What this task involves —
Return the listing word for word, as given.

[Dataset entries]
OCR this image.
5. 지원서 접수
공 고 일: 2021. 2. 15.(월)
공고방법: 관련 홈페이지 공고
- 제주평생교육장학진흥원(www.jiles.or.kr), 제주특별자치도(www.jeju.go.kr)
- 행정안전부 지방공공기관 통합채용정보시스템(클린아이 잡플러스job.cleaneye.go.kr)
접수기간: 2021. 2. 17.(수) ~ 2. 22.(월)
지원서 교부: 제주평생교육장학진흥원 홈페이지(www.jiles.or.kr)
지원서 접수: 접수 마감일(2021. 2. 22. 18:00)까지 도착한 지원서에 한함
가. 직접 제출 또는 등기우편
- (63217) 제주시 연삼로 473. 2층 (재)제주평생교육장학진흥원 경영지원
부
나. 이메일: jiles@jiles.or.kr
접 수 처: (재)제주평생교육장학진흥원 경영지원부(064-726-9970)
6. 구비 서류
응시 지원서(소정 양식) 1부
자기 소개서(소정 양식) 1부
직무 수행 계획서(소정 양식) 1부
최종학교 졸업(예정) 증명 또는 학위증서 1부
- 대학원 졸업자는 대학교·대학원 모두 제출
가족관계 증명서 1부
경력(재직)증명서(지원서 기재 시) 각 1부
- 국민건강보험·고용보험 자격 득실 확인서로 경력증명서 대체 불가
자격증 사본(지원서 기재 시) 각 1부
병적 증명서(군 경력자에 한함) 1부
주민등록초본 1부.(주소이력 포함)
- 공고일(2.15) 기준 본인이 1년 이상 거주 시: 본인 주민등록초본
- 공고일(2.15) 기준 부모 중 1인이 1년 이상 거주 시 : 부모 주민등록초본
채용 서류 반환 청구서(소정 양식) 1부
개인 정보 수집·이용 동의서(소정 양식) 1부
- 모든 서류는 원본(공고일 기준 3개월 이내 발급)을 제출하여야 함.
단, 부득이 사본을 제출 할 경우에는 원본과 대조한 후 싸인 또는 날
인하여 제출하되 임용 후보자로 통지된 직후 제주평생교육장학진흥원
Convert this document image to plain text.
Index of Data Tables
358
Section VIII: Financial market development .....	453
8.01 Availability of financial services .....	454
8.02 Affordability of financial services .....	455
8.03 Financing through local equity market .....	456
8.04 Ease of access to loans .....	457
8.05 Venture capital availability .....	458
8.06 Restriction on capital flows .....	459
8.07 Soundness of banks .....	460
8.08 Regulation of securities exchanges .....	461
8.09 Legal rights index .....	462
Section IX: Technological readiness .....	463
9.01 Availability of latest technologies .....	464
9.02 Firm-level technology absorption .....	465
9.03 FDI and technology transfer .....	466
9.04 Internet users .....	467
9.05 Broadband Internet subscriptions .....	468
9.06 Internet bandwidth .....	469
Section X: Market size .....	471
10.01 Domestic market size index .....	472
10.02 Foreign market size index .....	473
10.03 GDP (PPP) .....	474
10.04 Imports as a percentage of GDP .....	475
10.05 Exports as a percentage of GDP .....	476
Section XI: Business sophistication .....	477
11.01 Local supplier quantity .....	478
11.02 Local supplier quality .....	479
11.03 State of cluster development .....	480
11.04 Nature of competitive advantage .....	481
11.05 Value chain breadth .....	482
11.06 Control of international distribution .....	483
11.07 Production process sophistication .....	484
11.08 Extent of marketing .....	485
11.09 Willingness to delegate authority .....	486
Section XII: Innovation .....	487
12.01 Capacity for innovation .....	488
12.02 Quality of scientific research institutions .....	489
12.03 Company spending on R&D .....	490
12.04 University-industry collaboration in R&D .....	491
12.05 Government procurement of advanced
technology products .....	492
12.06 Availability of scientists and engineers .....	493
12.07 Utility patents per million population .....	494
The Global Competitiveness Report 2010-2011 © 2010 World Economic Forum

Solved problem —
OCR this image.
5. 지원서 접수
공 고 일: 2021. 2. 15.(월)
공고방법: 관련 홈페이지 공고
- 제주평생교육장학진흥원(www.jiles.or.kr), 제주특별자치도(www.jeju.go.kr)
- 행정안전부 지방공공기관 통합채용정보시스템(클린아이 잡플러스job.cleaneye.go.kr)
접수기간: 2021. 2. 17.(수) ~ 2. 22.(월)
지원서 교부: 제주평생교육장학진흥원 홈페이지(www.jiles.or.kr)
지원서 접수: 접수 마감일(2021. 2. 22. 18:00)까지 도착한 지원서에 한함
가. 직접 제출 또는 등기우편
- (63217) 제주시 연삼로 473. 2층 (재)제주평생교육장학진흥원 경영지원
부
나. 이메일: jiles@jiles.or.kr
접 수 처: (재)제주평생교육장학진흥원 경영지원부(064-726-9970)
6. 구비 서류
응시 지원서(소정 양식) 1부
자기 소개서(소정 양식) 1부
직무 수행 계획서(소정 양식) 1부
최종학교 졸업(예정) 증명 또는 학위증서 1부
- 대학원 졸업자는 대학교·대학원 모두 제출
가족관계 증명서 1부
경력(재직)증명서(지원서 기재 시) 각 1부
- 국민건강보험·고용보험 자격 득실 확인서로 경력증명서 대체 불가
자격증 사본(지원서 기재 시) 각 1부
병적 증명서(군 경력자에 한함) 1부
주민등록초본 1부.(주소이력 포함)
- 공고일(2.15) 기준 본인이 1년 이상 거주 시: 본인 주민등록초본
- 공고일(2.15) 기준 부모 중 1인이 1년 이상 거주 시 : 부모 주민등록초본
채용 서류 반환 청구서(소정 양식) 1부
개인 정보 수집·이용 동의서(소정 양식) 1부
- 모든 서류는 원본(공고일 기준 3개월 이내 발급)을 제출하여야 함.
단, 부득이 사본을 제출 할 경우에는 원본과 대조한 후 싸인 또는 날
인하여 제출하되 임용 후보자로 통지된 직후 제주평생교육장학진흥원
Convert this document image to plain text.
Index of Data Tables
358
Section VIII: Financial market development .....	453
8.01 Availability of financial services .....	454
8.02 Affordability of financial services .....	455
8.03 Financing through local equity market .....	456
8.04 Ease of access to loans .....	457
8.05 Venture capital availability .....	458
8.06 Restriction on capital flows .....	459
8.07 Soundness of banks .....	460
8.08 Regulation of securities exchanges .....	461
8.09 Legal rights index .....	462
Section IX: Technological readiness .....	463
9.01 Availability of latest technologies .....	464
9.02 Firm-level technology absorption .....	465
9.03 FDI and technology transfer .....	466
9.04 Internet users .....	467
9.05 Broadband Internet subscriptions .....	468
9.06 Internet bandwidth .....	469
Section X: Market size .....	471
10.01 Domestic market size index .....	472
10.02 Foreign market size index .....	473
10.03 GDP (PPP) .....	474
10.04 Imports as a percentage of GDP .....	475
10.05 Exports as a percentage of GDP .....	476
Section XI: Business sophistication .....	477
11.01 Local supplier quantity .....	478
11.02 Local supplier quality .....	479
11.03 State of cluster development .....	480
11.04 Nature of competitive advantage .....	481
11.05 Value chain breadth .....	482
11.06 Control of international distribution .....	483
11.07 Production process sophistication .....	484
11.08 Extent of marketing .....	485
11.09 Willingness to delegate authority .....	486
Section XII: Innovation .....	487
12.01 Capacity for innovation .....	488
12.02 Quality of scientific research institutions .....	489
12.03 Company spending on R&D .....	490
12.04 University-industry collaboration in R&D .....	491
12.05 Government procurement of advanced
technology products .....	492
12.06 Availability of scientists and engineers .....	493
12.07 Utility patents per million population .....	494
The Global Competitiveness Report 2010-2011 © 2010 World Economic Forum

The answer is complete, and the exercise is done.